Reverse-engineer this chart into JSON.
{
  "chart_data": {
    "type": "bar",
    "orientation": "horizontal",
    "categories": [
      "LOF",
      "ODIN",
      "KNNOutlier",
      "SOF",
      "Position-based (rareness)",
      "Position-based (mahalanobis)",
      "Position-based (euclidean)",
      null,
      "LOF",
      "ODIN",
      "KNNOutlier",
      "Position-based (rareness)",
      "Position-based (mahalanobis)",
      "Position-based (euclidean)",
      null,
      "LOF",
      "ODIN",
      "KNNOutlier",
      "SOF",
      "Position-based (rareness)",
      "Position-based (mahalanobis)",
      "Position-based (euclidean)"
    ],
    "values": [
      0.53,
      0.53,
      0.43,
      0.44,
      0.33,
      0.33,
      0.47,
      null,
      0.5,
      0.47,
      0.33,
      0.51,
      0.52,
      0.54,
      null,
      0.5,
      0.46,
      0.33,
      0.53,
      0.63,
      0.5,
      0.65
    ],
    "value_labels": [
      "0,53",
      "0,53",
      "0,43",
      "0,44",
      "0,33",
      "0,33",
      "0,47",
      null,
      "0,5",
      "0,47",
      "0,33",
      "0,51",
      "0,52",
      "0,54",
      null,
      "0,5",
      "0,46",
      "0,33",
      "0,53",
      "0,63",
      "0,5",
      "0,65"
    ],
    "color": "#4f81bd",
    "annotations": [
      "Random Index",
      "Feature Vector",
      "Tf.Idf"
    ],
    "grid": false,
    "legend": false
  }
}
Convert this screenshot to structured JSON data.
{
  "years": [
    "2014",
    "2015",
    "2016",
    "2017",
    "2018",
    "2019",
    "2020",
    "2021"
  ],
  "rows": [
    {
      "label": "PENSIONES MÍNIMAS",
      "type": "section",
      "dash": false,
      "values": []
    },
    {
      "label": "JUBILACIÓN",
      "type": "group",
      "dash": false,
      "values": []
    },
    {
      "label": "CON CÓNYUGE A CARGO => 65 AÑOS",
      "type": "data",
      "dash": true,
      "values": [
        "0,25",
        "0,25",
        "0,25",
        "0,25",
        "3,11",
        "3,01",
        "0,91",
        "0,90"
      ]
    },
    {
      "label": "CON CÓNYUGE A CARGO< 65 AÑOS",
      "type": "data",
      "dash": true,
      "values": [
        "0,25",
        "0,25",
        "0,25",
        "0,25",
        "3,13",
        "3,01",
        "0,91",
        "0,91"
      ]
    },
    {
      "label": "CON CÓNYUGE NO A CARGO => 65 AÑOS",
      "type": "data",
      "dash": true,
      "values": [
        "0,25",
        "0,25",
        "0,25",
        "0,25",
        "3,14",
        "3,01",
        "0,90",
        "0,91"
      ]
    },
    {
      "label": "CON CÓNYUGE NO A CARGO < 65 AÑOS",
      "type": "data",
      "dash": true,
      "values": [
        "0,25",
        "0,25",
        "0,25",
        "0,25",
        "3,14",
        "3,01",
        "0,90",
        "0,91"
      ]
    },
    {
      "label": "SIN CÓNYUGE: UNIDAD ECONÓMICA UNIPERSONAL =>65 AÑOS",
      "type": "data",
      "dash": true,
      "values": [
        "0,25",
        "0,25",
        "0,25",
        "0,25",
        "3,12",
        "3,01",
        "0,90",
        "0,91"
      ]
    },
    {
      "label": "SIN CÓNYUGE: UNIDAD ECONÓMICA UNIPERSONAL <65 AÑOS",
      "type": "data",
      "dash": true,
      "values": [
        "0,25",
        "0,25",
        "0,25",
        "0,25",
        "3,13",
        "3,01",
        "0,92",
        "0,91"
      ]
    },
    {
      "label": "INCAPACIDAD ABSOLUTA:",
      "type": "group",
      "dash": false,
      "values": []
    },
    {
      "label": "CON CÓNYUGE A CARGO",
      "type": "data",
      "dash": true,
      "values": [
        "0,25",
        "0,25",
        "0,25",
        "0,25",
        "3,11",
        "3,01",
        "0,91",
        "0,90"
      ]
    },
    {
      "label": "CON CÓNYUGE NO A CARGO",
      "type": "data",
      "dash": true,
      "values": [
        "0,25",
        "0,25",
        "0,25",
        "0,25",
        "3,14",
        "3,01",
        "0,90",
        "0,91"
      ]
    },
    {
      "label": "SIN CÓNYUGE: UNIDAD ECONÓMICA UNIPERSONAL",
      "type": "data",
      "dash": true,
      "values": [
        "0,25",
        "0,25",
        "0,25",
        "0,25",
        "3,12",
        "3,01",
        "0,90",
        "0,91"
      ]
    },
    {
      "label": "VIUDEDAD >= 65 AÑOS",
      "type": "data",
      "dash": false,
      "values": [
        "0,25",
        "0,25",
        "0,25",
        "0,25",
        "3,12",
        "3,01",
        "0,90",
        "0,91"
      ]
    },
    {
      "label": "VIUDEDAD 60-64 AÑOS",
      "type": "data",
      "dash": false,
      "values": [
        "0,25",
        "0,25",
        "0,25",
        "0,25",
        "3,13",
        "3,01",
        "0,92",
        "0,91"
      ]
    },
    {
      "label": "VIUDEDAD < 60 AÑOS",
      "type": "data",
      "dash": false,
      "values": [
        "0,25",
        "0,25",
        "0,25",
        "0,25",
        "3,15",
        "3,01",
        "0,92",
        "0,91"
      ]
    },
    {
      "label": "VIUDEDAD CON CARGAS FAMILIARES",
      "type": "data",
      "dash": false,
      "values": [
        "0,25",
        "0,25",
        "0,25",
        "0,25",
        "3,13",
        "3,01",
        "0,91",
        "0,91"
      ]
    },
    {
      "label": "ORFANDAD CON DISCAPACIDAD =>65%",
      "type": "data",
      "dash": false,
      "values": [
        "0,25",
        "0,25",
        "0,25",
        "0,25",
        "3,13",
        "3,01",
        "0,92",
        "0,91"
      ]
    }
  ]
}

What you should do: Go through the material above line by line and copy it exactly.

Task solution:
Reverse-engineer this chart into JSON.
{
  "chart_data": {
    "type": "bar",
    "orientation": "horizontal",
    "categories": [
      "LOF",
      "ODIN",
      "KNNOutlier",
      "SOF",
      "Position-based (rareness)",
      "Position-based (mahalanobis)",
      "Position-based (euclidean)",
      null,
      "LOF",
      "ODIN",
      "KNNOutlier",
      "Position-based (rareness)",
      "Position-based (mahalanobis)",
      "Position-based (euclidean)",
      null,
      "LOF",
      "ODIN",
      "KNNOutlier",
      "SOF",
      "Position-based (rareness)",
      "Position-based (mahalanobis)",
      "Position-based (euclidean)"
    ],
    "values": [
      0.53,
      0.53,
      0.43,
      0.44,
      0.33,
      0.33,
      0.47,
      null,
      0.5,
      0.47,
      0.33,
      0.51,
      0.52,
      0.54,
      null,
      0.5,
      0.46,
      0.33,
      0.53,
      0.63,
      0.5,
      0.65
    ],
    "value_labels": [
      "0,53",
      "0,53",
      "0,43",
      "0,44",
      "0,33",
      "0,33",
      "0,47",
      null,
      "0,5",
      "0,47",
      "0,33",
      "0,51",
      "0,52",
      "0,54",
      null,
      "0,5",
      "0,46",
      "0,33",
      "0,53",
      "0,63",
      "0,5",
      "0,65"
    ],
    "color": "#4f81bd",
    "annotations": [
      "Random Index",
      "Feature Vector",
      "Tf.Idf"
    ],
    "grid": false,
    "legend": false
  }
}
Convert this screenshot to structured JSON data.
{
  "years": [
    "2014",
    "2015",
    "2016",
    "2017",
    "2018",
    "2019",
    "2020",
    "2021"
  ],
  "rows": [
    {
      "label": "PENSIONES MÍNIMAS",
      "type": "section",
      "dash": false,
      "values": []
    },
    {
      "label": "JUBILACIÓN",
      "type": "group",
      "dash": false,
      "values": []
    },
    {
      "label": "CON CÓNYUGE A CARGO => 65 AÑOS",
      "type": "data",
      "dash": true,
      "values": [
        "0,25",
        "0,25",
        "0,25",
        "0,25",
        "3,11",
        "3,01",
        "0,91",
        "0,90"
      ]
    },
    {
      "label": "CON CÓNYUGE A CARGO< 65 AÑOS",
      "type": "data",
      "dash": true,
      "values": [
        "0,25",
        "0,25",
        "0,25",
        "0,25",
        "3,13",
        "3,01",
        "0,91",
        "0,91"
      ]
    },
    {
      "label": "CON CÓNYUGE NO A CARGO => 65 AÑOS",
      "type": "data",
      "dash": true,
      "values": [
        "0,25",
        "0,25",
        "0,25",
        "0,25",
        "3,14",
        "3,01",
        "0,90",
        "0,91"
      ]
    },
    {
      "label": "CON CÓNYUGE NO A CARGO < 65 AÑOS",
      "type": "data",
      "dash": true,
      "values": [
        "0,25",
        "0,25",
        "0,25",
        "0,25",
        "3,14",
        "3,01",
        "0,90",
        "0,91"
      ]
    },
    {
      "label": "SIN CÓNYUGE: UNIDAD ECONÓMICA UNIPERSONAL =>65 AÑOS",
      "type": "data",
      "dash": true,
      "values": [
        "0,25",
        "0,25",
        "0,25",
        "0,25",
        "3,12",
        "3,01",
        "0,90",
        "0,91"
      ]
    },
    {
      "label": "SIN CÓNYUGE: UNIDAD ECONÓMICA UNIPERSONAL <65 AÑOS",
      "type": "data",
      "dash": true,
      "values": [
        "0,25",
        "0,25",
        "0,25",
        "0,25",
        "3,13",
        "3,01",
        "0,92",
        "0,91"
      ]
    },
    {
      "label": "INCAPACIDAD ABSOLUTA:",
      "type": "group",
      "dash": false,
      "values": []
    },
    {
      "label": "CON CÓNYUGE A CARGO",
      "type": "data",
      "dash": true,
      "values": [
        "0,25",
        "0,25",
        "0,25",
        "0,25",
        "3,11",
        "3,01",
        "0,91",
        "0,90"
      ]
    },
    {
      "label": "CON CÓNYUGE NO A CARGO",
      "type": "data",
      "dash": true,
      "values": [
        "0,25",
        "0,25",
        "0,25",
        "0,25",
        "3,14",
        "3,01",
        "0,90",
        "0,91"
      ]
    },
    {
      "label": "SIN CÓNYUGE: UNIDAD ECONÓMICA UNIPERSONAL",
      "type": "data",
      "dash": true,
      "values": [
        "0,25",
        "0,25",
        "0,25",
        "0,25",
        "3,12",
        "3,01",
        "0,90",
        "0,91"
      ]
    },
    {
      "label": "VIUDEDAD >= 65 AÑOS",
      "type": "data",
      "dash": false,
      "values": [
        "0,25",
        "0,25",
        "0,25",
        "0,25",
        "3,12",
        "3,01",
        "0,90",
        "0,91"
      ]
    },
    {
      "label": "VIUDEDAD 60-64 AÑOS",
      "type": "data",
      "dash": false,
      "values": [
        "0,25",
        "0,25",
        "0,25",
        "0,25",
        "3,13",
        "3,01",
        "0,92",
        "0,91"
      ]
    },
    {
      "label": "VIUDEDAD < 60 AÑOS",
      "type": "data",
      "dash": false,
      "values": [
        "0,25",
        "0,25",
        "0,25",
        "0,25",
        "3,15",
        "3,01",
        "0,92",
        "0,91"
      ]
    },
    {
      "label": "VIUDEDAD CON CARGAS FAMILIARES",
      "type": "data",
      "dash": false,
      "values": [
        "0,25",
        "0,25",
        "0,25",
        "0,25",
        "3,13",
        "3,01",
        "0,91",
        "0,91"
      ]
    },
    {
      "label": "ORFANDAD CON DISCAPACIDAD =>65%",
      "type": "data",
      "dash": false,
      "values": [
        "0,25",
        "0,25",
        "0,25",
        "0,25",
        "3,13",
        "3,01",
        "0,92",
        "0,91"
      ]
    }
  ]
}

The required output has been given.